Return every line of the entries below unchanged, leaving out the pictures.

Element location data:

==========

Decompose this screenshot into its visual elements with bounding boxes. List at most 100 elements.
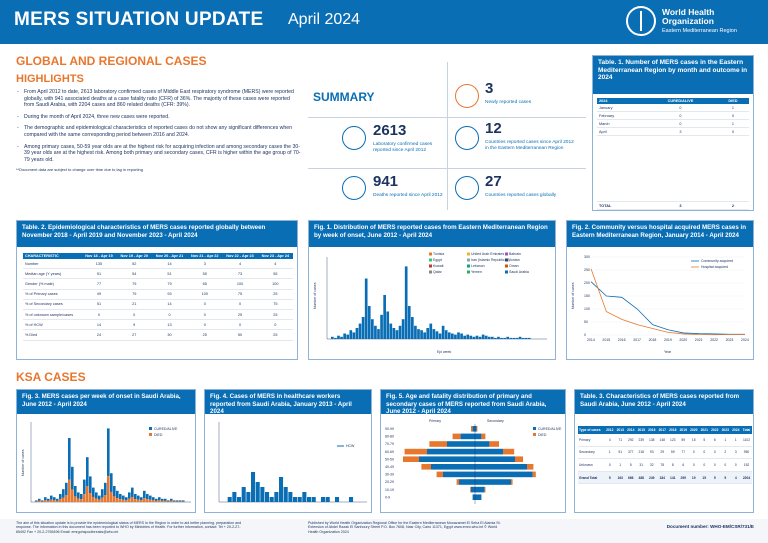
bar-secondary-died [511, 479, 513, 485]
bar-died [71, 489, 74, 502]
bar-secondary-cured [475, 456, 515, 462]
bar-secondary-died [476, 426, 478, 432]
table-cell: 152 [741, 458, 752, 472]
highlight-item: During the month of April 2024, three ne… [16, 114, 301, 121]
table-cell: 49 [81, 289, 117, 300]
table-cell: 79 [151, 278, 188, 290]
table-cell: 0 [644, 111, 717, 120]
bar [460, 333, 463, 339]
table-cell: 100 [222, 278, 258, 290]
table-cell: 0 [716, 111, 749, 120]
bar-cured [176, 500, 179, 502]
bar [355, 328, 359, 339]
table1-header: CURED/ALIVE [644, 98, 717, 104]
table-cell: 77 [678, 446, 689, 460]
summary-divider [447, 62, 448, 210]
bar [343, 333, 346, 339]
table-cell: 141 [667, 471, 678, 485]
bar [377, 329, 380, 339]
bar-secondary-cured [475, 433, 482, 440]
bar-died [137, 499, 140, 502]
fig5-title: Fig. 5. Age and fatality distribution of… [381, 390, 565, 415]
bar [411, 317, 414, 339]
legend-label: DIED [154, 433, 163, 437]
bar-primary-died [436, 471, 443, 478]
bar-cured [164, 498, 167, 501]
table-cell: 0 [709, 446, 720, 460]
age-label: 50-59 [385, 457, 394, 461]
globe-icon [455, 176, 479, 200]
legend-swatch [505, 252, 508, 256]
table-cell: 75 [257, 299, 293, 310]
bar-secondary-died [481, 433, 486, 440]
bar-died [86, 486, 89, 502]
bar-cured [92, 487, 95, 497]
table-total-row: TOTAL 3 2 [597, 201, 749, 210]
bar [500, 337, 503, 339]
bar-died [68, 479, 71, 502]
bar-secondary-died [527, 464, 534, 470]
table-cell: 950 [741, 446, 752, 460]
stat-label: Newly reported cases [485, 100, 532, 105]
bar-cured [137, 495, 140, 500]
table-row: Unknown 0 1 5 31 32 78 8 6 0 0 0 0 0 152 [578, 458, 752, 472]
table1-panel: Table. 1. Number of MERS cases in the Ea… [592, 55, 754, 211]
table-cell: Grand Total [578, 471, 605, 485]
fig4-chart: HCW [218, 422, 367, 503]
bar-died [35, 501, 38, 502]
bar-died [44, 500, 47, 502]
table-cell: 14 [81, 319, 117, 331]
bar-died [107, 476, 110, 502]
summary-rule [308, 168, 586, 169]
table-cell: 0 [644, 119, 717, 128]
x-tick-label: 2018 [649, 338, 657, 342]
bar [512, 337, 516, 339]
bar-cured [95, 492, 98, 499]
table-cell: % Died [23, 329, 82, 341]
table-header: 2023 [720, 426, 731, 434]
bar [383, 295, 386, 339]
bar-died [104, 495, 107, 502]
stat-label: Laboratory confirmed cases reported sinc… [373, 142, 433, 153]
bar-died [80, 499, 83, 502]
bar [334, 337, 337, 339]
age-label: 20-29 [385, 480, 394, 484]
bar-cured [83, 479, 86, 495]
age-label: 60-69 [385, 450, 394, 454]
bar-died [77, 498, 80, 502]
table-cell: 135 [81, 259, 117, 270]
bar-died [101, 497, 104, 502]
table-cell: Gender (% male) [23, 278, 82, 290]
bar [469, 335, 473, 339]
bar [463, 335, 466, 339]
bar [438, 333, 442, 339]
bar [398, 325, 402, 339]
x-tick-label: 2021 [695, 338, 703, 342]
table-header: Nov 21 - Apr 22 [187, 253, 223, 259]
bar [472, 336, 476, 339]
table-header: 2014 [625, 426, 636, 434]
legend-label: Egypt [433, 258, 442, 262]
bar-hcw [269, 497, 274, 502]
bar-cured [131, 487, 134, 497]
bar-died [98, 499, 101, 502]
bar [389, 323, 393, 339]
table-cell: 93 [151, 289, 188, 300]
table-row: % Died 24 27 30 25 50 25 [23, 329, 293, 341]
bar-hcw [227, 497, 232, 502]
fig2-chart: 0 50 100 150 200 250 300 2014 2015 2016 2017 2018 20… [571, 255, 749, 354]
age-label: 70-79 [385, 442, 394, 446]
legend-swatch [505, 270, 508, 274]
bar-cured [119, 494, 122, 500]
legend-label: Oman [509, 264, 519, 268]
bar-died [122, 499, 125, 502]
table-cell: 14 [151, 299, 188, 310]
bar-cured [182, 500, 185, 502]
legend-label: Iran (Islamic Republic of) [471, 258, 510, 262]
table-cell: 1102 [741, 434, 752, 447]
bar-cured [161, 498, 164, 501]
table-cell: % of HCW [23, 319, 82, 331]
table-row: Median age (Y years) 51 54 51 55 73 55 [23, 268, 293, 280]
fig3-chart: CURED/ALIVE DIED Number of cases [21, 422, 191, 503]
table-cell: 52 [116, 259, 152, 270]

==========

→ **Expected output**
Decompose this screenshot into its visual elements with bounding boxes. List at most 100 elements.
bar-secondary-died [511, 479, 513, 485]
bar-died [71, 489, 74, 502]
bar-secondary-cured [475, 456, 515, 462]
bar-secondary-died [476, 426, 478, 432]
table-cell: 152 [741, 458, 752, 472]
highlight-item: During the month of April 2024, three ne… [16, 114, 301, 121]
table-cell: 49 [81, 289, 117, 300]
table-cell: 79 [151, 278, 188, 290]
table-cell: 0 [644, 111, 717, 120]
bar [460, 333, 463, 339]
table-cell: 100 [222, 278, 258, 290]
table-cell: 0 [716, 111, 749, 120]
bar-cured [176, 500, 179, 502]
bar [355, 328, 359, 339]
table1-header: CURED/ALIVE [644, 98, 717, 104]
table-cell: 77 [678, 446, 689, 460]
summary-divider [447, 62, 448, 210]
bar [343, 333, 346, 339]
table-cell: 141 [667, 471, 678, 485]
bar [377, 329, 380, 339]
bar-secondary-cured [475, 433, 482, 440]
bar-died [137, 499, 140, 502]
fig5-title: Fig. 5. Age and fatality distribution of… [381, 390, 565, 415]
bar [411, 317, 414, 339]
legend-label: DIED [154, 433, 163, 437]
bar-primary-died [436, 471, 443, 478]
bar-cured [164, 498, 167, 501]
table-cell: 0 [709, 446, 720, 460]
age-label: 50-59 [385, 457, 394, 461]
globe-icon [455, 176, 479, 200]
legend-swatch [505, 252, 508, 256]
table-cell: 75 [257, 299, 293, 310]
bar-secondary-died [481, 433, 486, 440]
bar-died [86, 486, 89, 502]
bar-cured [92, 487, 95, 497]
table-total-row: TOTAL 3 2 [597, 201, 749, 210]
bar [500, 337, 503, 339]
bar-died [68, 479, 71, 502]
bar-secondary-died [527, 464, 534, 470]
table-cell: 950 [741, 446, 752, 460]
stat-label: Newly reported cases [485, 100, 532, 105]
bar-cured [137, 495, 140, 500]
table-row: Unknown 0 1 5 31 32 78 8 6 0 0 0 0 0 152 [578, 458, 752, 472]
table1-panel: Table. 1. Number of MERS cases in the Ea… [592, 55, 754, 211]
table-cell: Grand Total [578, 471, 605, 485]
fig4-chart: HCW [218, 422, 367, 503]
bar-died [35, 501, 38, 502]
bar-died [44, 500, 47, 502]
table-cell: 14 [81, 319, 117, 331]
bar-died [107, 476, 110, 502]
summary-rule [308, 168, 586, 169]
table-cell: 0 [644, 119, 717, 128]
x-tick-label: 2018 [649, 338, 657, 342]
bar [512, 337, 516, 339]
bar-cured [95, 492, 98, 499]
table-cell: % Died [23, 329, 82, 341]
table-header: 2023 [720, 426, 731, 434]
bar [383, 295, 386, 339]
bar-died [104, 495, 107, 502]
stat-label: Laboratory confirmed cases reported sinc… [373, 142, 433, 153]
bar-died [80, 499, 83, 502]
bar [334, 337, 337, 339]
age-label: 20-29 [385, 480, 394, 484]
bar-cured [83, 479, 86, 495]
age-label: 60-69 [385, 450, 394, 454]
bar-died [77, 498, 80, 502]
table-cell: 135 [81, 259, 117, 270]
bar-died [101, 497, 104, 502]
table-cell: Gender (% male) [23, 278, 82, 290]
bar [469, 335, 473, 339]
bar [463, 335, 466, 339]
bar [438, 333, 442, 339]
bar [398, 325, 402, 339]
x-tick-label: 2021 [695, 338, 703, 342]
table-header: Nov 21 - Apr 22 [187, 253, 223, 259]
bar [472, 336, 476, 339]
table-header: 2014 [625, 426, 636, 434]
legend-label: Egypt [433, 258, 442, 262]
bar-hcw [269, 497, 274, 502]
bar-cured [131, 487, 134, 497]
bar-died [98, 499, 101, 502]
bar [389, 323, 393, 339]
table-cell: 93 [151, 289, 188, 300]
table-row: % Died 24 27 30 25 50 25 [23, 329, 293, 341]
bar-hcw [227, 497, 232, 502]
fig2-chart: 0 50 100 150 200 250 300 2014 2015 2016 2017 2018 20… [571, 255, 749, 354]
age-label: 70-79 [385, 442, 394, 446]
legend-swatch [505, 270, 508, 274]
bar-cured [119, 494, 122, 500]
legend-label: Oman [509, 264, 519, 268]
bar-died [122, 499, 125, 502]
table-cell: 14 [151, 299, 188, 310]
bar-cured [182, 500, 185, 502]
legend-label: Iran (Islamic Republic of) [471, 258, 510, 262]
table-cell: 1102 [741, 434, 752, 447]
bar-cured [161, 498, 164, 501]
table-cell: % of HCW [23, 319, 82, 331]
table-row: Median age (Y years) 51 54 51 55 73 55 [23, 268, 293, 280]
fig3-chart: CURED/ALIVE DIED Number of cases [21, 422, 191, 503]
table-cell: 52 [116, 259, 152, 270]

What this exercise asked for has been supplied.